■ Job: Word for word, quote all of the material, omitting the pictures.

Part of a data file:
============

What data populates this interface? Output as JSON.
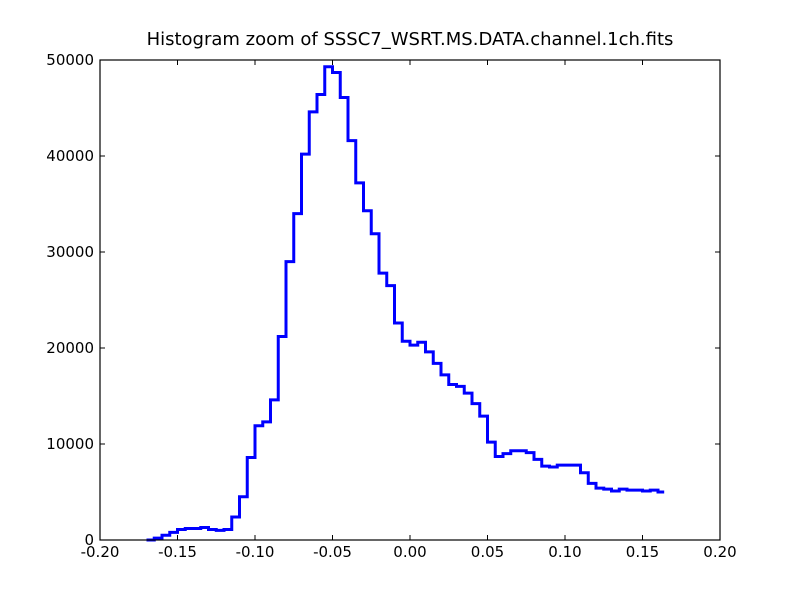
{
  "chart_data": {
    "type": "line",
    "style": "step",
    "title": "Histogram zoom of SSSC7_WSRT.MS.DATA.channel.1ch.fits",
    "xlabel": "",
    "ylabel": "",
    "xlim": [
      -0.2,
      0.2
    ],
    "ylim": [
      0,
      50000
    ],
    "x_ticks": [
      -0.2,
      -0.15,
      -0.1,
      -0.05,
      0.0,
      0.05,
      0.1,
      0.15,
      0.2
    ],
    "x_tick_labels": [
      "-0.20",
      "-0.15",
      "-0.10",
      "-0.05",
      "0.00",
      "0.05",
      "0.10",
      "0.15",
      "0.20"
    ],
    "y_ticks": [
      0,
      10000,
      20000,
      30000,
      40000,
      50000
    ],
    "y_tick_labels": [
      "0",
      "10000",
      "20000",
      "30000",
      "40000",
      "50000"
    ],
    "grid": false,
    "series": [
      {
        "color": "#0000ff",
        "x": [
          -0.17,
          -0.165,
          -0.16,
          -0.155,
          -0.15,
          -0.145,
          -0.14,
          -0.135,
          -0.13,
          -0.125,
          -0.12,
          -0.115,
          -0.11,
          -0.105,
          -0.1,
          -0.095,
          -0.09,
          -0.085,
          -0.08,
          -0.075,
          -0.07,
          -0.065,
          -0.06,
          -0.055,
          -0.05,
          -0.045,
          -0.04,
          -0.035,
          -0.03,
          -0.025,
          -0.02,
          -0.015,
          -0.01,
          -0.005,
          0.0,
          0.005,
          0.01,
          0.015,
          0.02,
          0.025,
          0.03,
          0.035,
          0.04,
          0.045,
          0.05,
          0.055,
          0.06,
          0.065,
          0.07,
          0.075,
          0.08,
          0.085,
          0.09,
          0.095,
          0.1,
          0.105,
          0.11,
          0.115,
          0.12,
          0.125,
          0.13,
          0.135,
          0.14,
          0.145,
          0.15,
          0.155,
          0.16,
          0.164
        ],
        "y": [
          0,
          200,
          500,
          800,
          1100,
          1200,
          1200,
          1300,
          1100,
          1000,
          1100,
          2400,
          4500,
          8600,
          11900,
          12300,
          14600,
          21200,
          29000,
          34000,
          40200,
          44600,
          46400,
          49300,
          48700,
          46100,
          41600,
          37200,
          34300,
          31900,
          27800,
          26500,
          22600,
          20700,
          20300,
          20600,
          19600,
          18400,
          17200,
          16200,
          16000,
          15300,
          14200,
          12900,
          10200,
          8700,
          9000,
          9300,
          9300,
          9100,
          8400,
          7700,
          7600,
          7800,
          7800,
          7800,
          7000,
          5900,
          5400,
          5300,
          5100,
          5300,
          5200,
          5200,
          5100,
          5200,
          5000,
          5000
        ]
      }
    ]
  }
}
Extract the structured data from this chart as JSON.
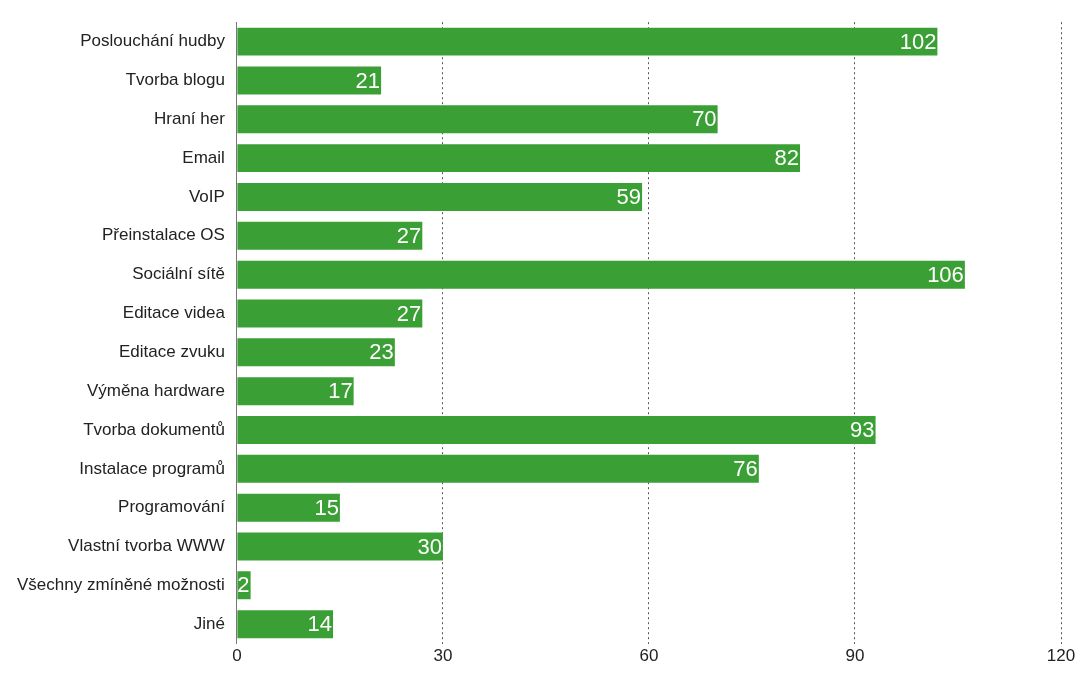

============

■ Final result:
What data populates this interface? Output as JSON.
{
  "chart_data": {
    "type": "line",
    "style": "step",
    "title": "Histogram zoom of SSSC7_WSRT.MS.DATA.channel.1ch.fits",
    "xlabel": "",
    "ylabel": "",
    "xlim": [
      -0.2,
      0.2
    ],
    "ylim": [
      0,
      50000
    ],
    "x_ticks": [
      -0.2,
      -0.15,
      -0.1,
      -0.05,
      0.0,
      0.05,
      0.1,
      0.15,
      0.2
    ],
    "x_tick_labels": [
      "-0.20",
      "-0.15",
      "-0.10",
      "-0.05",
      "0.00",
      "0.05",
      "0.10",
      "0.15",
      "0.20"
    ],
    "y_ticks": [
      0,
      10000,
      20000,
      30000,
      40000,
      50000
    ],
    "y_tick_labels": [
      "0",
      "10000",
      "20000",
      "30000",
      "40000",
      "50000"
    ],
    "grid": false,
    "series": [
      {
        "color": "#0000ff",
        "x": [
          -0.17,
          -0.165,
          -0.16,
          -0.155,
          -0.15,
          -0.145,
          -0.14,
          -0.135,
          -0.13,
          -0.125,
          -0.12,
          -0.115,
          -0.11,
          -0.105,
          -0.1,
          -0.095,
          -0.09,
          -0.085,
          -0.08,
          -0.075,
          -0.07,
          -0.065,
          -0.06,
          -0.055,
          -0.05,
          -0.045,
          -0.04,
          -0.035,
          -0.03,
          -0.025,
          -0.02,
          -0.015,
          -0.01,
          -0.005,
          0.0,
          0.005,
          0.01,
          0.015,
          0.02,
          0.025,
          0.03,
          0.035,
          0.04,
          0.045,
          0.05,
          0.055,
          0.06,
          0.065,
          0.07,
          0.075,
          0.08,
          0.085,
          0.09,
          0.095,
          0.1,
          0.105,
          0.11,
          0.115,
          0.12,
          0.125,
          0.13,
          0.135,
          0.14,
          0.145,
          0.15,
          0.155,
          0.16,
          0.164
        ],
        "y": [
          0,
          200,
          500,
          800,
          1100,
          1200,
          1200,
          1300,
          1100,
          1000,
          1100,
          2400,
          4500,
          8600,
          11900,
          12300,
          14600,
          21200,
          29000,
          34000,
          40200,
          44600,
          46400,
          49300,
          48700,
          46100,
          41600,
          37200,
          34300,
          31900,
          27800,
          26500,
          22600,
          20700,
          20300,
          20600,
          19600,
          18400,
          17200,
          16200,
          16000,
          15300,
          14200,
          12900,
          10200,
          8700,
          9000,
          9300,
          9300,
          9100,
          8400,
          7700,
          7600,
          7800,
          7800,
          7800,
          7000,
          5900,
          5400,
          5300,
          5100,
          5300,
          5200,
          5200,
          5100,
          5200,
          5000,
          5000
        ]
      }
    ]
  }
}
Extract the structured data from this chart as JSON.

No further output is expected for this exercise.